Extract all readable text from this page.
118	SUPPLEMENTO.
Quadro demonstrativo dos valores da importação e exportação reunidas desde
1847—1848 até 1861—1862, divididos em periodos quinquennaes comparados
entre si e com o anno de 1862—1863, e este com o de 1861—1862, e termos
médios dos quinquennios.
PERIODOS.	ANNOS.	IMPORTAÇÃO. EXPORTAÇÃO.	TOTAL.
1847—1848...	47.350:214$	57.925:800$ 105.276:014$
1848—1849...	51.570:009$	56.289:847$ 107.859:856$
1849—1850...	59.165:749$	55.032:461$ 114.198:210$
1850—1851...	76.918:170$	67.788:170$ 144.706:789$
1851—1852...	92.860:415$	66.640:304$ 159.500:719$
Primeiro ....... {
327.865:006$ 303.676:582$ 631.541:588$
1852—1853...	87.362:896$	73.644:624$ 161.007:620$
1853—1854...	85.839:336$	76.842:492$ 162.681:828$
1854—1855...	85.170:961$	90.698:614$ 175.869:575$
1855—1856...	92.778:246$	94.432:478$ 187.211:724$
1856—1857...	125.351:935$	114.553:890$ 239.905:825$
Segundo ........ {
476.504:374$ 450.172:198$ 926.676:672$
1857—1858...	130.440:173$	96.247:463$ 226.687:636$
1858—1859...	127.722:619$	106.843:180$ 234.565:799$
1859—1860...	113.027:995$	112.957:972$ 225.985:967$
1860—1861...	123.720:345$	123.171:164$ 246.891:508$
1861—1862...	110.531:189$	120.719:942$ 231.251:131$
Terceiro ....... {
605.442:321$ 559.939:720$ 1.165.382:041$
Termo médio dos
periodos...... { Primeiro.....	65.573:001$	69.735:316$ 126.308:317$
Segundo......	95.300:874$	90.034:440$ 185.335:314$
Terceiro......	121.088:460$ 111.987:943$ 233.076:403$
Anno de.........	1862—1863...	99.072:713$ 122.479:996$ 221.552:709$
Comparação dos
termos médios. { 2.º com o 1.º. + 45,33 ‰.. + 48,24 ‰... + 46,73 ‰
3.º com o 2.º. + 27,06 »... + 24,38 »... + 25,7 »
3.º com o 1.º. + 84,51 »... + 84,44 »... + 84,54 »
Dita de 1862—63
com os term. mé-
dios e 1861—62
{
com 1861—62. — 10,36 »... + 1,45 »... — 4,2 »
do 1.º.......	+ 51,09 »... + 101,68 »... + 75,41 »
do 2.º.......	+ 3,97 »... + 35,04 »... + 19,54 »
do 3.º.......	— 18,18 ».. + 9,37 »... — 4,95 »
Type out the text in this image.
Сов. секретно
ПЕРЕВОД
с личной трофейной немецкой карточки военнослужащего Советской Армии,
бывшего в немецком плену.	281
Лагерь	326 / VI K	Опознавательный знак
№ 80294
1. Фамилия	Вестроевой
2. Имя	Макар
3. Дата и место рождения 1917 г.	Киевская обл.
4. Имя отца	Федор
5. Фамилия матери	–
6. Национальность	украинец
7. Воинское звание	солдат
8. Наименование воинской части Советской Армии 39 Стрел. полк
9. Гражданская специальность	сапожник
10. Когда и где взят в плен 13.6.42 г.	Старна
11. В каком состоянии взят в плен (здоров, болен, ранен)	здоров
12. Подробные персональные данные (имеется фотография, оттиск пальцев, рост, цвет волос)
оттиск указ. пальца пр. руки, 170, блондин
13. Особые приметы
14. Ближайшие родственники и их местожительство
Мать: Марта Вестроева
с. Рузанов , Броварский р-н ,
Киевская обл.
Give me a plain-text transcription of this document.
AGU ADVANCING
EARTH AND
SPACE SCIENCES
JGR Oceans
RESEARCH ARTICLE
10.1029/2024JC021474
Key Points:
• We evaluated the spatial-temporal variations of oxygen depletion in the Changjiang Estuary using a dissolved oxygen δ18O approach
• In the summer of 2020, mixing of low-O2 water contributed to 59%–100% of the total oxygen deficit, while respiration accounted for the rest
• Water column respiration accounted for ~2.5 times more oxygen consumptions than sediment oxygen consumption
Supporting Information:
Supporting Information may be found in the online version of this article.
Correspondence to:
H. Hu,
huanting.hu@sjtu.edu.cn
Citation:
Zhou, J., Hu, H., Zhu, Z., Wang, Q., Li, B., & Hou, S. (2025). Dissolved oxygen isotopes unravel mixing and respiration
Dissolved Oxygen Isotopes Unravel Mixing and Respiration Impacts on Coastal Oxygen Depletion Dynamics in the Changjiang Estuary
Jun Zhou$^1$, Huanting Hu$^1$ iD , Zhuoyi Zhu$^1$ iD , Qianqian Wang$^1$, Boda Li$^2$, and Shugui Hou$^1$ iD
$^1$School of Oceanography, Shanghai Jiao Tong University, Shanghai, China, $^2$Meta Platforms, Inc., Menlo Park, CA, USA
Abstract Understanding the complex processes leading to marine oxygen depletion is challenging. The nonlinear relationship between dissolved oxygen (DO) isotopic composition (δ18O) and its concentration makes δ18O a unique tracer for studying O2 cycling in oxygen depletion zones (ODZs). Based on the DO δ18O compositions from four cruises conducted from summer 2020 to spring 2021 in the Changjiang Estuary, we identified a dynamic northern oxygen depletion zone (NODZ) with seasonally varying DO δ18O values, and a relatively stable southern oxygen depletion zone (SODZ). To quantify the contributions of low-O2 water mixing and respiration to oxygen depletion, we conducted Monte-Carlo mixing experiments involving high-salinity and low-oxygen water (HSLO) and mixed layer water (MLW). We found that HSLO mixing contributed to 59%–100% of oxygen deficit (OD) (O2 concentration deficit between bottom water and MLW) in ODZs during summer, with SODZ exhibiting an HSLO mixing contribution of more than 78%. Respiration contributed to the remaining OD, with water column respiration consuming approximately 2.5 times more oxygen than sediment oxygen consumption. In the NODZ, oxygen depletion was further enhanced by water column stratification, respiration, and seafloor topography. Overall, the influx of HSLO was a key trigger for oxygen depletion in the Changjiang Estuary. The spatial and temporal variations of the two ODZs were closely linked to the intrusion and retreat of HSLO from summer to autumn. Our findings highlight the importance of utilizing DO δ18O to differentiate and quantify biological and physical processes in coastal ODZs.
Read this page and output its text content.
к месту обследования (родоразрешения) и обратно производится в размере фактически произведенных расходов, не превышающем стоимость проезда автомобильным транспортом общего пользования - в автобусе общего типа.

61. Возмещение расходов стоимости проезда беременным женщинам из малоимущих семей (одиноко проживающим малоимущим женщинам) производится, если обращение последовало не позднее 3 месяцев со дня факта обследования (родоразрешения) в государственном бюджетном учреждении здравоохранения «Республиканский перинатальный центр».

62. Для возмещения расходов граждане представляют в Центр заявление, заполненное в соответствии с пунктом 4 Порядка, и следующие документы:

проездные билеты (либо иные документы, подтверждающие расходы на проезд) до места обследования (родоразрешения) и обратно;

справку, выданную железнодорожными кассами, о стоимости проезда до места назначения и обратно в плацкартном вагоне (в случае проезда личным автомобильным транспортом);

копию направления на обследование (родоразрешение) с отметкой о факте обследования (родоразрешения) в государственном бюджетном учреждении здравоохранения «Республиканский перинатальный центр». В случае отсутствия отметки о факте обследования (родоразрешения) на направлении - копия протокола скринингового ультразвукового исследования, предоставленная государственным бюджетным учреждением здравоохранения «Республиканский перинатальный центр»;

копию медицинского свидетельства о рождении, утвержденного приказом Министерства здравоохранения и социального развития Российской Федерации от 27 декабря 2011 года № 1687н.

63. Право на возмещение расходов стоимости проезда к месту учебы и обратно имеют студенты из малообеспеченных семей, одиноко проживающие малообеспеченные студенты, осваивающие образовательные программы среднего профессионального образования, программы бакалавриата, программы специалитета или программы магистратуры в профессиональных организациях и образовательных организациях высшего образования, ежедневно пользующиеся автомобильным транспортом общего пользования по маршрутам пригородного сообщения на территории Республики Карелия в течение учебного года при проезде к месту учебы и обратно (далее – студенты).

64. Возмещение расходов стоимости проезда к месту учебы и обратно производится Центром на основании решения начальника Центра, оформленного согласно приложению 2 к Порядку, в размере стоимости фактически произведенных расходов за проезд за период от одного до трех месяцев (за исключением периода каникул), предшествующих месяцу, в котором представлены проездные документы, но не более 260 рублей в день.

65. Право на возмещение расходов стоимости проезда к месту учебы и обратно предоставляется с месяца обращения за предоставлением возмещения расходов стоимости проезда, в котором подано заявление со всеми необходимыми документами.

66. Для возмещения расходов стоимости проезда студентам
######
(REQUIRED WORK)
What is the number of lines in the data that hold the string "Советской"? Answer with the number only.

(IN RESPONSE)
2